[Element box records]
========
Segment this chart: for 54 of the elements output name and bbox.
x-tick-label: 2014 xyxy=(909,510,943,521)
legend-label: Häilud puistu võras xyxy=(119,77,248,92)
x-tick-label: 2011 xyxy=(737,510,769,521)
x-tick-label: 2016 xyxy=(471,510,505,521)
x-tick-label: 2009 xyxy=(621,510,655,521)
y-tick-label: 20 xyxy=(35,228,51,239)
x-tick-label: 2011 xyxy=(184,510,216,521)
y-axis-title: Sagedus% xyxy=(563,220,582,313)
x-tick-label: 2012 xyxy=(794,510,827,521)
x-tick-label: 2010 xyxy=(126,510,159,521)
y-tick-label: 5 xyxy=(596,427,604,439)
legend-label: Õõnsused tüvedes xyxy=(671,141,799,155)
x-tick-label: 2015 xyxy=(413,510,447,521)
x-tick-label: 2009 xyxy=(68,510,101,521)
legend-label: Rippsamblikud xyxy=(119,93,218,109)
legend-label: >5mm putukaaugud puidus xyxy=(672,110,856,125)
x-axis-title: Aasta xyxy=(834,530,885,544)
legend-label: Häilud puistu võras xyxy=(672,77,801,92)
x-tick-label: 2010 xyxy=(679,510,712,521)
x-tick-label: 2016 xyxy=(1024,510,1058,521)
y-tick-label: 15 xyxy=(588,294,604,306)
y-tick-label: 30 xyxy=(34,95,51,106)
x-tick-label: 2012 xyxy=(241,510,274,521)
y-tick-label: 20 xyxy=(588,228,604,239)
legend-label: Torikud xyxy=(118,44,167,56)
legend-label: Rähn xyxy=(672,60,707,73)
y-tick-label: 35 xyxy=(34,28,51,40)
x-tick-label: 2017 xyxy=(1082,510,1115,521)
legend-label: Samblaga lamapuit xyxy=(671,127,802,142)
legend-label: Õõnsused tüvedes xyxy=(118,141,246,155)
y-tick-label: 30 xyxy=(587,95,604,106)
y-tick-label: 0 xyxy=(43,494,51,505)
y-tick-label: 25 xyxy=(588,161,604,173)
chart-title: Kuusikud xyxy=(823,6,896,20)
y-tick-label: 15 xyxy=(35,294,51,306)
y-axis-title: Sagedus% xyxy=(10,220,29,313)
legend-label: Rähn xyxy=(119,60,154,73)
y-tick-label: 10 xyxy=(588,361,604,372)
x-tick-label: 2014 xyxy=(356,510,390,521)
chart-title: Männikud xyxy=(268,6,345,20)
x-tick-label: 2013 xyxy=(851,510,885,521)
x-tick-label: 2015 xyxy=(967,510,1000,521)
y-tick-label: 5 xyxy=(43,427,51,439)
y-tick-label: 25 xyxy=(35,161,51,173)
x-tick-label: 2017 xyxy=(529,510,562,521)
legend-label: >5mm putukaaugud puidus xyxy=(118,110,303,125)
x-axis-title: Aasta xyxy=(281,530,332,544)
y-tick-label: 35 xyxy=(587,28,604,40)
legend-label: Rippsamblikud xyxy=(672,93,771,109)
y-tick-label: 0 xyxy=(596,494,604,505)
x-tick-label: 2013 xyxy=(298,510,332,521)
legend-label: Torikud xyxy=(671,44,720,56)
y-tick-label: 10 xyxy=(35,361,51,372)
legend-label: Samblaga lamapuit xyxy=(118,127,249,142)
========
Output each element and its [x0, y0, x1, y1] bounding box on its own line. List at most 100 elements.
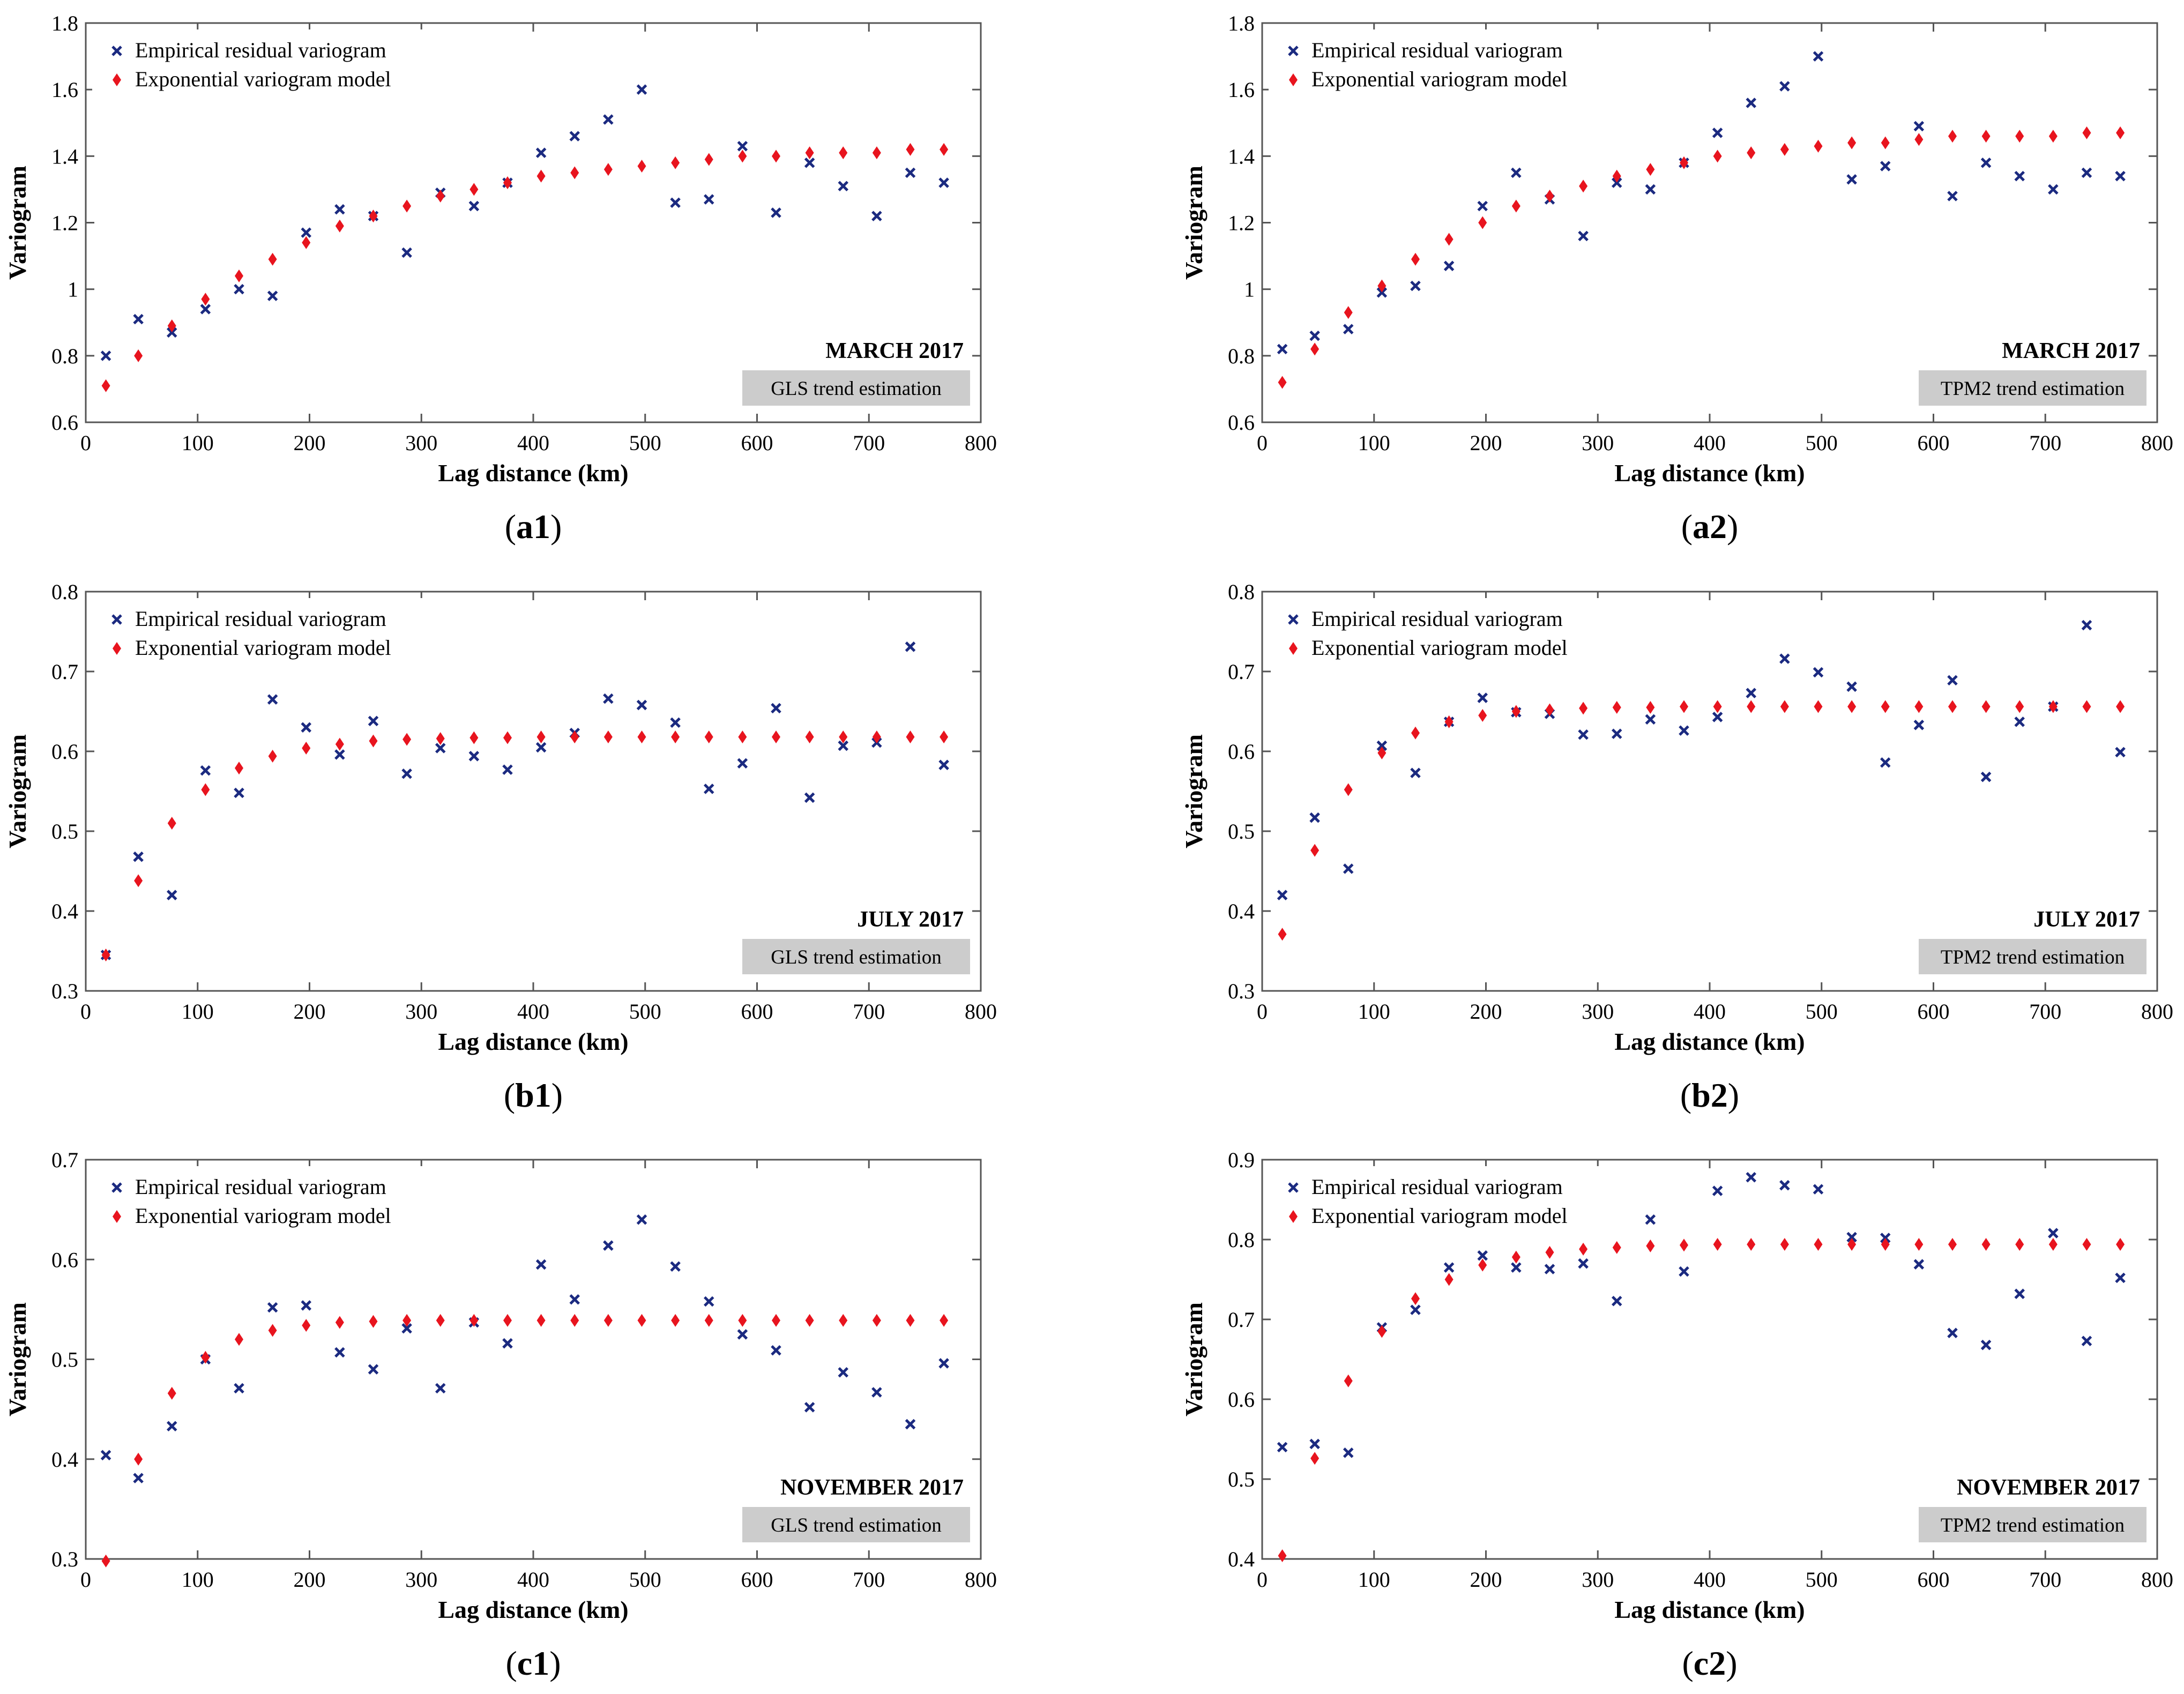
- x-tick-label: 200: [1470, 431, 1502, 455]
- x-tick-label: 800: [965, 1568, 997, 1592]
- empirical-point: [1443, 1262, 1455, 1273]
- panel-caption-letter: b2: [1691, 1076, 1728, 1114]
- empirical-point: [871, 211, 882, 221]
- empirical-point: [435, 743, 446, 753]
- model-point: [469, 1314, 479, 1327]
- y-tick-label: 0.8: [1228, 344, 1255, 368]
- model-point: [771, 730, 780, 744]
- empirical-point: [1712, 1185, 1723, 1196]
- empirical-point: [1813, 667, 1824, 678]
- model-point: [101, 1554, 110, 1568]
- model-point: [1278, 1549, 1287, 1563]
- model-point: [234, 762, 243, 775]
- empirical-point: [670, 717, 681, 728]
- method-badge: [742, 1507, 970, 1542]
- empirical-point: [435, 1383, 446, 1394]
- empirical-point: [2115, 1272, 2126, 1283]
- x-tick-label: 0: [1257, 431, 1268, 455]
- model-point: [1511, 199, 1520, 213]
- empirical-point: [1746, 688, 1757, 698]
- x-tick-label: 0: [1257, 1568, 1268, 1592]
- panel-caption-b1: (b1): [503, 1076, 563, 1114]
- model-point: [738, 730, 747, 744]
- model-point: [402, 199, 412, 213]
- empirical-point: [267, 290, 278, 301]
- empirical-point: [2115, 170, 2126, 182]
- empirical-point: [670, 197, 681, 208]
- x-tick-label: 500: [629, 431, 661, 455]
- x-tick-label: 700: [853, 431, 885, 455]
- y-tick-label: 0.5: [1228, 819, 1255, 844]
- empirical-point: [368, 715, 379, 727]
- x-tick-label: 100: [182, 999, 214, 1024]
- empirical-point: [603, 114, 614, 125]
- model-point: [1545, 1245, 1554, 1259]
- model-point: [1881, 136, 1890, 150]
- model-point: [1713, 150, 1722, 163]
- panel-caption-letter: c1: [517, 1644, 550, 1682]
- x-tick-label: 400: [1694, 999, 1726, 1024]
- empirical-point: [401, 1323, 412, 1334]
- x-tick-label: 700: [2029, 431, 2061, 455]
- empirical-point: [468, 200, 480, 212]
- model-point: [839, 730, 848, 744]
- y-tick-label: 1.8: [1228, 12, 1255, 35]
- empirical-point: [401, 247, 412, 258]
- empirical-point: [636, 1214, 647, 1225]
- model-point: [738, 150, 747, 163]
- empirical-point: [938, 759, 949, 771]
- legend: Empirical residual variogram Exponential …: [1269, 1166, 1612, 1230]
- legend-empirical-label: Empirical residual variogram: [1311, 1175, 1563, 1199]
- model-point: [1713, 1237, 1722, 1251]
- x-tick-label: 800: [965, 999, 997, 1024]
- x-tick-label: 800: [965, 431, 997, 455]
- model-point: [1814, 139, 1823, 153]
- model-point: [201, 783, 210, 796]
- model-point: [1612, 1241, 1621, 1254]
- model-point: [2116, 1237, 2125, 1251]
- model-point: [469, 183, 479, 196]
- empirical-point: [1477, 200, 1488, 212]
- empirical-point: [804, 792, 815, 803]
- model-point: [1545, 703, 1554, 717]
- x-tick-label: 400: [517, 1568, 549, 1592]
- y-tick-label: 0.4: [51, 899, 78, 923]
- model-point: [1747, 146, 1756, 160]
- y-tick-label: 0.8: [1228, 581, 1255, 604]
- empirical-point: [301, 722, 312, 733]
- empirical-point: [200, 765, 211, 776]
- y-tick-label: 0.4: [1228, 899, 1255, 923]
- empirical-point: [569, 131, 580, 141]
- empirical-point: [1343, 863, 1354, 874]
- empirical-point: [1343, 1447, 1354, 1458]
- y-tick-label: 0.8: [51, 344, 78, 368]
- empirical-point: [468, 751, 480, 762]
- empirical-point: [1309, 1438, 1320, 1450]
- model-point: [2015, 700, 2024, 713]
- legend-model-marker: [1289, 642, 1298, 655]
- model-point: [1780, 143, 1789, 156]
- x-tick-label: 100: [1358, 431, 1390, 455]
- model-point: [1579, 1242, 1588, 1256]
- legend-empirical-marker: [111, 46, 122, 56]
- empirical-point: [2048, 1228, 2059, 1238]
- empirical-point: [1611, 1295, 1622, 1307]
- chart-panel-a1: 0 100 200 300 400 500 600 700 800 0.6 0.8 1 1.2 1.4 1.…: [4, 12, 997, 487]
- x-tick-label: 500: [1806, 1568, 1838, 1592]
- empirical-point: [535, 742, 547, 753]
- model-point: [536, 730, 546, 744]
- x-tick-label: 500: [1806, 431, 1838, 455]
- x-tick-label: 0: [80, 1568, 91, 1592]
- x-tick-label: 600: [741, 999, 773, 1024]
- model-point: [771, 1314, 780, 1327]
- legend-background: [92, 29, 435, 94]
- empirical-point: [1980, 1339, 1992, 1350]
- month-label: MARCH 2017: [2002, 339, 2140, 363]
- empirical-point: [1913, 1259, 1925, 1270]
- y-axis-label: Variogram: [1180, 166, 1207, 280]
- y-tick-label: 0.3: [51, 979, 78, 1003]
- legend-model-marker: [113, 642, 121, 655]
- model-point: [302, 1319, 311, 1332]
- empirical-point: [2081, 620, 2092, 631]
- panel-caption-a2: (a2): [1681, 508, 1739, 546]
========
Count the lines of the records above that contain the string "letter" and give only the number.

The response:
2